==== SUPPLIED MATERIAL ====
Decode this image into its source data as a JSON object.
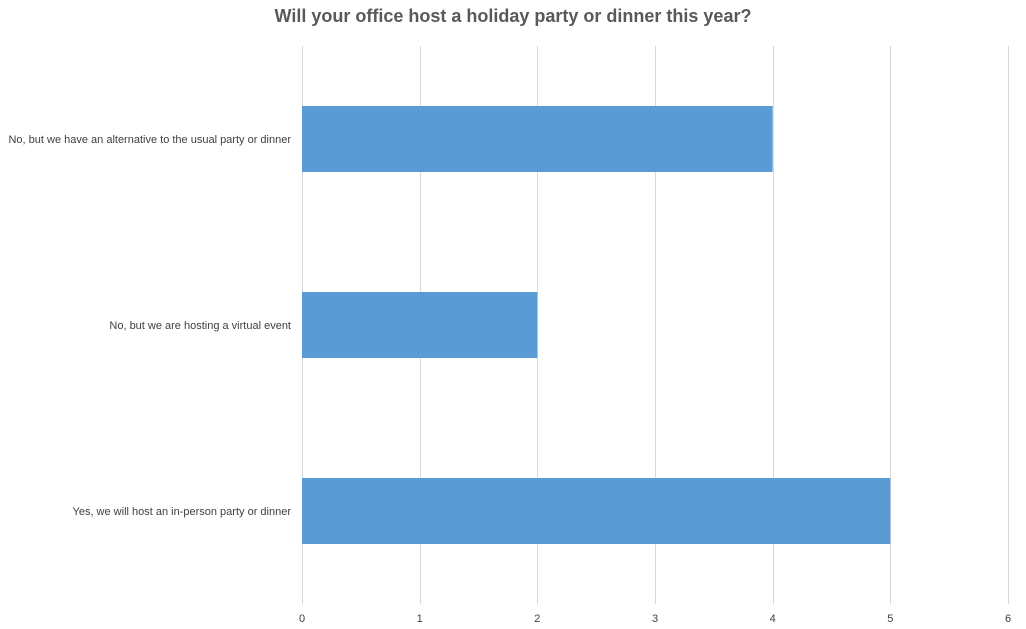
{
  "chart_data": {
    "type": "bar",
    "orientation": "horizontal",
    "title": "Will your office host a holiday party or dinner this year?",
    "xlabel": "",
    "ylabel": "",
    "categories": [
      "No, but we have an alternative to the usual party or dinner",
      "No, but we are hosting a virtual event",
      "Yes, we will host an in-person party or dinner"
    ],
    "values": [
      4,
      2,
      5
    ],
    "xlim": [
      0,
      6
    ],
    "xticks": [
      "0",
      "1",
      "2",
      "3",
      "4",
      "5",
      "6"
    ],
    "grid": true,
    "legend": "none",
    "bar_color": "#5b9bd5"
  }
}
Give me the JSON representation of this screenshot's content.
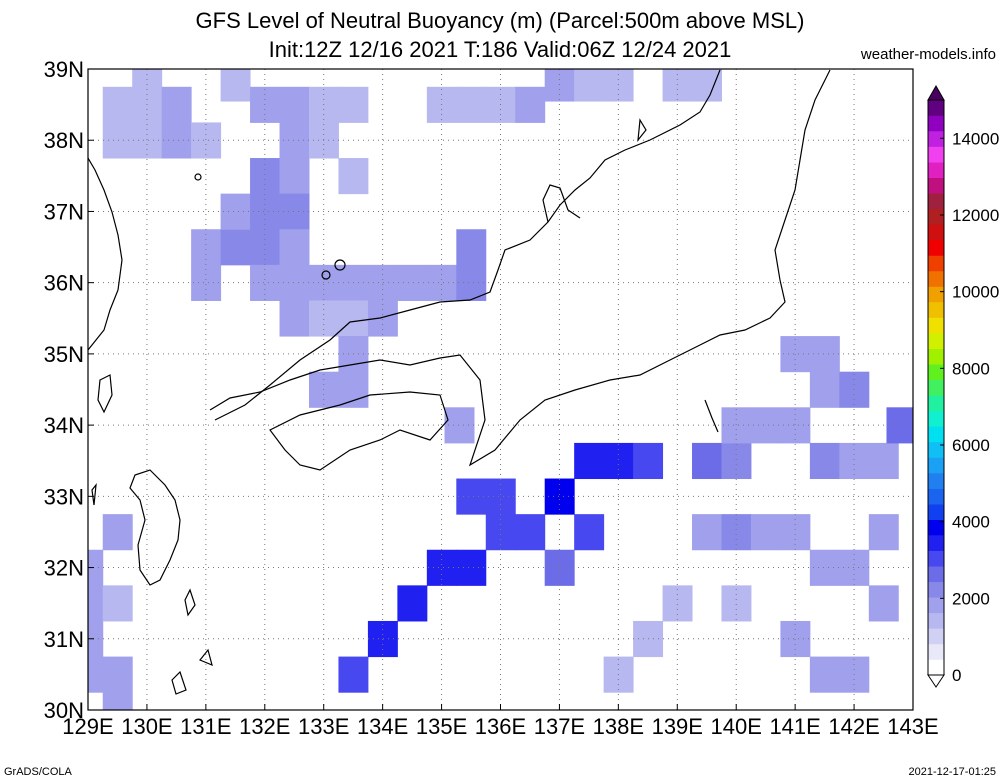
{
  "chart_data": {
    "type": "heatmap",
    "title": "GFS Level of Neutral Buoyancy (m) (Parcel:500m above MSL)",
    "subtitle": "Init:12Z 12/16 2021 T:186 Valid:06Z 12/24 2021",
    "site": "weather-models.info",
    "credit": "GrADS/COLA",
    "timestamp": "2021-12-17-01:25",
    "xlim": [
      129,
      143
    ],
    "ylim": [
      30,
      39
    ],
    "x_ticks": [
      "129E",
      "130E",
      "131E",
      "132E",
      "133E",
      "134E",
      "135E",
      "136E",
      "137E",
      "138E",
      "139E",
      "140E",
      "141E",
      "142E",
      "143E"
    ],
    "y_ticks": [
      "30N",
      "31N",
      "32N",
      "33N",
      "34N",
      "35N",
      "36N",
      "37N",
      "38N",
      "39N"
    ],
    "grid": true,
    "colorbar": {
      "labels": [
        "0",
        "2000",
        "4000",
        "6000",
        "8000",
        "10000",
        "12000",
        "14000"
      ],
      "max": 15000,
      "colors": [
        "#ffffff",
        "#e8e8f8",
        "#d0d0f4",
        "#b8b8f0",
        "#a0a0ec",
        "#8888e8",
        "#6c6ce8",
        "#4848f0",
        "#2020f0",
        "#0000ee",
        "#1040f0",
        "#1a64f0",
        "#2080f0",
        "#1aa0f4",
        "#10c0f4",
        "#00e0f0",
        "#10f0d0",
        "#20f0a0",
        "#40f060",
        "#60f020",
        "#a0f000",
        "#d0f000",
        "#f0e000",
        "#f0c000",
        "#f0a000",
        "#f07000",
        "#f04000",
        "#f00000",
        "#d01010",
        "#b02020",
        "#a02040",
        "#c01080",
        "#e020c0",
        "#f040f0",
        "#c020e0",
        "#9000c0",
        "#600080"
      ]
    },
    "grid_data": [
      {
        "lon": 129.0,
        "lat": 32.0,
        "v": 1800
      },
      {
        "lon": 129.0,
        "lat": 31.5,
        "v": 1800
      },
      {
        "lon": 129.0,
        "lat": 31.0,
        "v": 2000
      },
      {
        "lon": 129.0,
        "lat": 30.5,
        "v": 1900
      },
      {
        "lon": 129.5,
        "lat": 31.5,
        "v": 1600
      },
      {
        "lon": 129.5,
        "lat": 30.5,
        "v": 1700
      },
      {
        "lon": 129.5,
        "lat": 30.0,
        "v": 1800
      },
      {
        "lon": 129.5,
        "lat": 32.5,
        "v": 1900
      },
      {
        "lon": 129.5,
        "lat": 38.5,
        "v": 1500
      },
      {
        "lon": 129.5,
        "lat": 38.0,
        "v": 1500
      },
      {
        "lon": 130.0,
        "lat": 38.5,
        "v": 1600
      },
      {
        "lon": 130.0,
        "lat": 38.0,
        "v": 1600
      },
      {
        "lon": 130.0,
        "lat": 38.8,
        "v": 1500
      },
      {
        "lon": 130.5,
        "lat": 38.5,
        "v": 1700
      },
      {
        "lon": 130.5,
        "lat": 38.0,
        "v": 1800
      },
      {
        "lon": 131.0,
        "lat": 38.0,
        "v": 1600
      },
      {
        "lon": 131.5,
        "lat": 38.8,
        "v": 1500
      },
      {
        "lon": 131.0,
        "lat": 36.5,
        "v": 1800
      },
      {
        "lon": 131.0,
        "lat": 36.0,
        "v": 1900
      },
      {
        "lon": 131.5,
        "lat": 36.5,
        "v": 2100
      },
      {
        "lon": 131.5,
        "lat": 37.0,
        "v": 2000
      },
      {
        "lon": 132.0,
        "lat": 36.5,
        "v": 2300
      },
      {
        "lon": 132.0,
        "lat": 36.0,
        "v": 2000
      },
      {
        "lon": 132.0,
        "lat": 37.0,
        "v": 2200
      },
      {
        "lon": 132.0,
        "lat": 37.5,
        "v": 2100
      },
      {
        "lon": 132.0,
        "lat": 38.5,
        "v": 1700
      },
      {
        "lon": 132.5,
        "lat": 38.5,
        "v": 1800
      },
      {
        "lon": 132.5,
        "lat": 38.0,
        "v": 2000
      },
      {
        "lon": 132.5,
        "lat": 37.5,
        "v": 2000
      },
      {
        "lon": 132.5,
        "lat": 37.0,
        "v": 2100
      },
      {
        "lon": 132.5,
        "lat": 36.5,
        "v": 2000
      },
      {
        "lon": 132.5,
        "lat": 36.0,
        "v": 1800
      },
      {
        "lon": 132.5,
        "lat": 35.5,
        "v": 1700
      },
      {
        "lon": 133.0,
        "lat": 38.5,
        "v": 1600
      },
      {
        "lon": 133.0,
        "lat": 38.0,
        "v": 1500
      },
      {
        "lon": 133.0,
        "lat": 36.0,
        "v": 1700
      },
      {
        "lon": 133.0,
        "lat": 35.5,
        "v": 1600
      },
      {
        "lon": 133.5,
        "lat": 38.5,
        "v": 1500
      },
      {
        "lon": 133.5,
        "lat": 37.5,
        "v": 1500
      },
      {
        "lon": 133.5,
        "lat": 36.0,
        "v": 1800
      },
      {
        "lon": 133.5,
        "lat": 35.5,
        "v": 1600
      },
      {
        "lon": 134.0,
        "lat": 36.0,
        "v": 1800
      },
      {
        "lon": 134.0,
        "lat": 35.5,
        "v": 1700
      },
      {
        "lon": 134.5,
        "lat": 36.0,
        "v": 1700
      },
      {
        "lon": 135.0,
        "lat": 36.0,
        "v": 1900
      },
      {
        "lon": 135.5,
        "lat": 36.5,
        "v": 2400
      },
      {
        "lon": 135.5,
        "lat": 36.0,
        "v": 2200
      },
      {
        "lon": 133.5,
        "lat": 35.0,
        "v": 1900
      },
      {
        "lon": 133.5,
        "lat": 34.5,
        "v": 2000
      },
      {
        "lon": 133.0,
        "lat": 34.5,
        "v": 1800
      },
      {
        "lon": 135.3,
        "lat": 34.0,
        "v": 2000
      },
      {
        "lon": 135.0,
        "lat": 38.5,
        "v": 1500
      },
      {
        "lon": 135.5,
        "lat": 38.5,
        "v": 1500
      },
      {
        "lon": 136.0,
        "lat": 38.5,
        "v": 1600
      },
      {
        "lon": 136.5,
        "lat": 38.5,
        "v": 1700
      },
      {
        "lon": 137.0,
        "lat": 38.8,
        "v": 1800
      },
      {
        "lon": 137.5,
        "lat": 38.8,
        "v": 1600
      },
      {
        "lon": 138.0,
        "lat": 38.8,
        "v": 1500
      },
      {
        "lon": 139.0,
        "lat": 38.8,
        "v": 1500
      },
      {
        "lon": 139.5,
        "lat": 38.8,
        "v": 1500
      },
      {
        "lon": 135.5,
        "lat": 33.0,
        "v": 3200
      },
      {
        "lon": 136.0,
        "lat": 33.0,
        "v": 3000
      },
      {
        "lon": 136.5,
        "lat": 32.5,
        "v": 3100
      },
      {
        "lon": 136.0,
        "lat": 32.5,
        "v": 3200
      },
      {
        "lon": 135.5,
        "lat": 32.0,
        "v": 3300
      },
      {
        "lon": 135.0,
        "lat": 32.0,
        "v": 3500
      },
      {
        "lon": 134.5,
        "lat": 31.5,
        "v": 3400
      },
      {
        "lon": 134.0,
        "lat": 31.0,
        "v": 3500
      },
      {
        "lon": 133.5,
        "lat": 30.5,
        "v": 3000
      },
      {
        "lon": 137.0,
        "lat": 33.0,
        "v": 3700
      },
      {
        "lon": 137.5,
        "lat": 33.5,
        "v": 3600
      },
      {
        "lon": 138.0,
        "lat": 33.5,
        "v": 3400
      },
      {
        "lon": 138.5,
        "lat": 33.5,
        "v": 3100
      },
      {
        "lon": 137.5,
        "lat": 32.5,
        "v": 3000
      },
      {
        "lon": 137.0,
        "lat": 32.0,
        "v": 2700
      },
      {
        "lon": 139.5,
        "lat": 33.5,
        "v": 2600
      },
      {
        "lon": 140.0,
        "lat": 33.5,
        "v": 2300
      },
      {
        "lon": 140.0,
        "lat": 34.0,
        "v": 2000
      },
      {
        "lon": 139.5,
        "lat": 32.5,
        "v": 2000
      },
      {
        "lon": 140.0,
        "lat": 32.5,
        "v": 2100
      },
      {
        "lon": 140.5,
        "lat": 32.5,
        "v": 2000
      },
      {
        "lon": 141.0,
        "lat": 32.5,
        "v": 2000
      },
      {
        "lon": 141.5,
        "lat": 32.0,
        "v": 1900
      },
      {
        "lon": 142.0,
        "lat": 32.0,
        "v": 2000
      },
      {
        "lon": 142.5,
        "lat": 32.5,
        "v": 1900
      },
      {
        "lon": 142.5,
        "lat": 31.5,
        "v": 1800
      },
      {
        "lon": 141.0,
        "lat": 31.0,
        "v": 1700
      },
      {
        "lon": 141.5,
        "lat": 30.5,
        "v": 1800
      },
      {
        "lon": 142.0,
        "lat": 30.5,
        "v": 1700
      },
      {
        "lon": 140.0,
        "lat": 31.5,
        "v": 1600
      },
      {
        "lon": 139.0,
        "lat": 31.5,
        "v": 1500
      },
      {
        "lon": 141.5,
        "lat": 33.5,
        "v": 2200
      },
      {
        "lon": 142.0,
        "lat": 33.5,
        "v": 2000
      },
      {
        "lon": 142.5,
        "lat": 33.5,
        "v": 1900
      },
      {
        "lon": 142.8,
        "lat": 34.0,
        "v": 2800
      },
      {
        "lon": 141.5,
        "lat": 34.5,
        "v": 1900
      },
      {
        "lon": 142.0,
        "lat": 34.5,
        "v": 2200
      },
      {
        "lon": 141.0,
        "lat": 35.0,
        "v": 1700
      },
      {
        "lon": 141.5,
        "lat": 35.0,
        "v": 1700
      },
      {
        "lon": 140.5,
        "lat": 34.0,
        "v": 1800
      },
      {
        "lon": 141.0,
        "lat": 34.0,
        "v": 1700
      },
      {
        "lon": 138.5,
        "lat": 31.0,
        "v": 1600
      },
      {
        "lon": 138.0,
        "lat": 30.5,
        "v": 1600
      }
    ]
  }
}
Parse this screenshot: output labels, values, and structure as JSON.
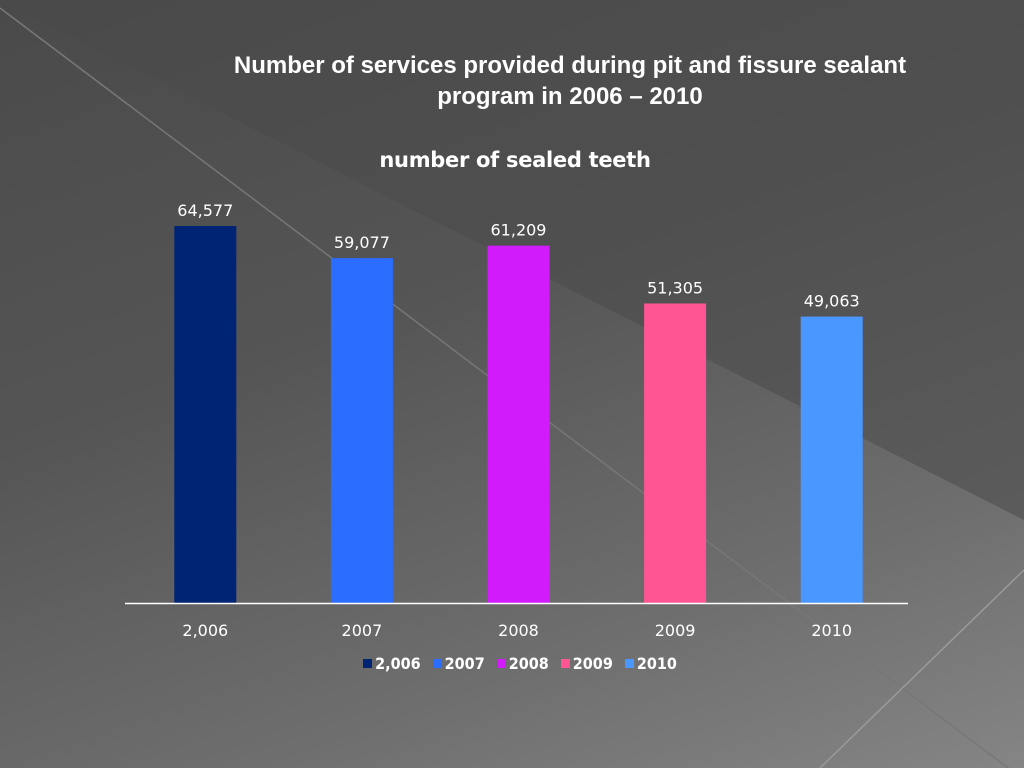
{
  "slide": {
    "title_line1": "Number of services provided during pit and fissure sealant",
    "title_line2": "program in 2006 – 2010"
  },
  "chart_data": {
    "type": "bar",
    "title": "number of sealed teeth",
    "categories": [
      "2,006",
      "2007",
      "2008",
      "2009",
      "2010"
    ],
    "values": [
      64577,
      59077,
      61209,
      51305,
      49063
    ],
    "data_labels": [
      "64,577",
      "59,077",
      "61,209",
      "51,305",
      "49,063"
    ],
    "colors": [
      "#002474",
      "#2b6dff",
      "#d21bfa",
      "#ff5593",
      "#4a97ff"
    ],
    "legend": [
      "2,006",
      "2007",
      "2008",
      "2009",
      "2010"
    ],
    "legend_position": "bottom",
    "xlabel": "",
    "ylabel": "",
    "ylim": [
      0,
      70000
    ],
    "grid": false
  }
}
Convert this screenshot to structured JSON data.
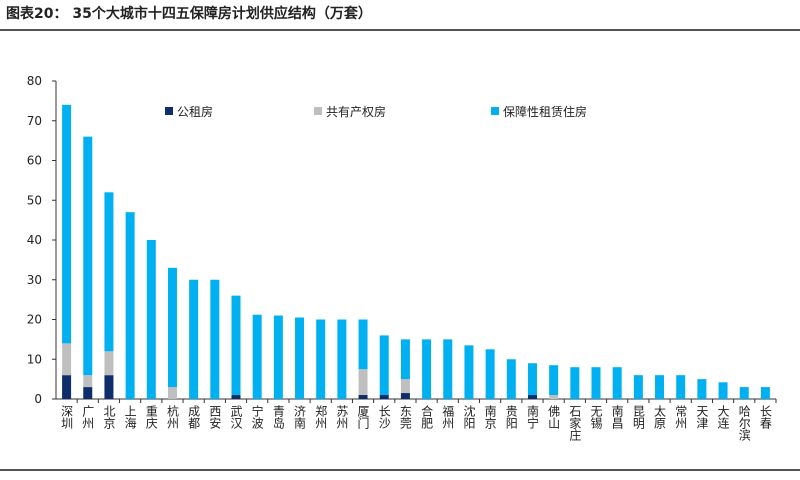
====
_EXERCISE DESCRIPTION_
Leave out the pictures, and please output only the lines from the line that contains "Parse this screenshot: output" through the end of the data, both ends included.

_RIGHT ANSWER_
Parse this screenshot: output labels, values, and structure as JSON.
{
  "slide": {
    "title_line1": "Number of services provided during pit and fissure sealant",
    "title_line2": "program in 2006 – 2010"
  },
  "chart_data": {
    "type": "bar",
    "title": "number of sealed teeth",
    "categories": [
      "2,006",
      "2007",
      "2008",
      "2009",
      "2010"
    ],
    "values": [
      64577,
      59077,
      61209,
      51305,
      49063
    ],
    "data_labels": [
      "64,577",
      "59,077",
      "61,209",
      "51,305",
      "49,063"
    ],
    "colors": [
      "#002474",
      "#2b6dff",
      "#d21bfa",
      "#ff5593",
      "#4a97ff"
    ],
    "legend": [
      "2,006",
      "2007",
      "2008",
      "2009",
      "2010"
    ],
    "legend_position": "bottom",
    "xlabel": "",
    "ylabel": "",
    "ylim": [
      0,
      70000
    ],
    "grid": false
  }
}
Convert this screenshot to structured JSON data.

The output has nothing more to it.